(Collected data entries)
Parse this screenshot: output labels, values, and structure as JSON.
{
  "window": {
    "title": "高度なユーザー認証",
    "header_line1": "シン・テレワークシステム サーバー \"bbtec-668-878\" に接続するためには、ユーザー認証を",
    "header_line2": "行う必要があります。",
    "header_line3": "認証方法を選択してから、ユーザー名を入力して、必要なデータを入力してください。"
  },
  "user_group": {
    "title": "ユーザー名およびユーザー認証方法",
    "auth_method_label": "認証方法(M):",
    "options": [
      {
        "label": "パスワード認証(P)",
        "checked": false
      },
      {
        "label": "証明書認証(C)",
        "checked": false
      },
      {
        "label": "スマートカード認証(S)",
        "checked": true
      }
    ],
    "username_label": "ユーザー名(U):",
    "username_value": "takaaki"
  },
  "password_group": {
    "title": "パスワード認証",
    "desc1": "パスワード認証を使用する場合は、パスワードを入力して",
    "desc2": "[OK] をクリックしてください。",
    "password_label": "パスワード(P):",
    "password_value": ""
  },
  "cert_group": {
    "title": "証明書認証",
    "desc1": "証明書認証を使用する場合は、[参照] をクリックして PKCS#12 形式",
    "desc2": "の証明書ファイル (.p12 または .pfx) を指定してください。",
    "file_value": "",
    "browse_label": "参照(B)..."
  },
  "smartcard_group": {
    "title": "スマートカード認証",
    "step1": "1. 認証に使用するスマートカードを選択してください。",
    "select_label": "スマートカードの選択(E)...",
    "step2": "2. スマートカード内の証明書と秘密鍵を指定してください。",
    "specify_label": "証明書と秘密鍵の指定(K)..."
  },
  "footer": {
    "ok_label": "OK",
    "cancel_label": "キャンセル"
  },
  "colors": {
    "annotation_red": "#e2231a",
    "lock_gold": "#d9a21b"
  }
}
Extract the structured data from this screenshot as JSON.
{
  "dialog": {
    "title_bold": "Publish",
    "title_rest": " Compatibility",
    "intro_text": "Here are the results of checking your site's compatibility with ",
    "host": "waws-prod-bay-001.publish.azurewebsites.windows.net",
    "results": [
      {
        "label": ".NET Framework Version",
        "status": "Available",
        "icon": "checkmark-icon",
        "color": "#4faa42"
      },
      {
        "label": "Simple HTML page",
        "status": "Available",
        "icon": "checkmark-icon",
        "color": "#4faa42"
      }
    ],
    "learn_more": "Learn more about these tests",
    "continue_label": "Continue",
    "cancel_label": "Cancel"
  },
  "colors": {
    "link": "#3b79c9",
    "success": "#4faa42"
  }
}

Written exercise:
From the line containing "Extract the structured" through the final line of the listing above, retype every line exactly; leave out everything else.

Written response:
Extract the structured data from this screenshot as JSON.
{
  "dialog": {
    "title_bold": "Publish",
    "title_rest": " Compatibility",
    "intro_text": "Here are the results of checking your site's compatibility with ",
    "host": "waws-prod-bay-001.publish.azurewebsites.windows.net",
    "results": [
      {
        "label": ".NET Framework Version",
        "status": "Available",
        "icon": "checkmark-icon",
        "color": "#4faa42"
      },
      {
        "label": "Simple HTML page",
        "status": "Available",
        "icon": "checkmark-icon",
        "color": "#4faa42"
      }
    ],
    "learn_more": "Learn more about these tests",
    "continue_label": "Continue",
    "cancel_label": "Cancel"
  },
  "colors": {
    "link": "#3b79c9",
    "success": "#4faa42"
  }
}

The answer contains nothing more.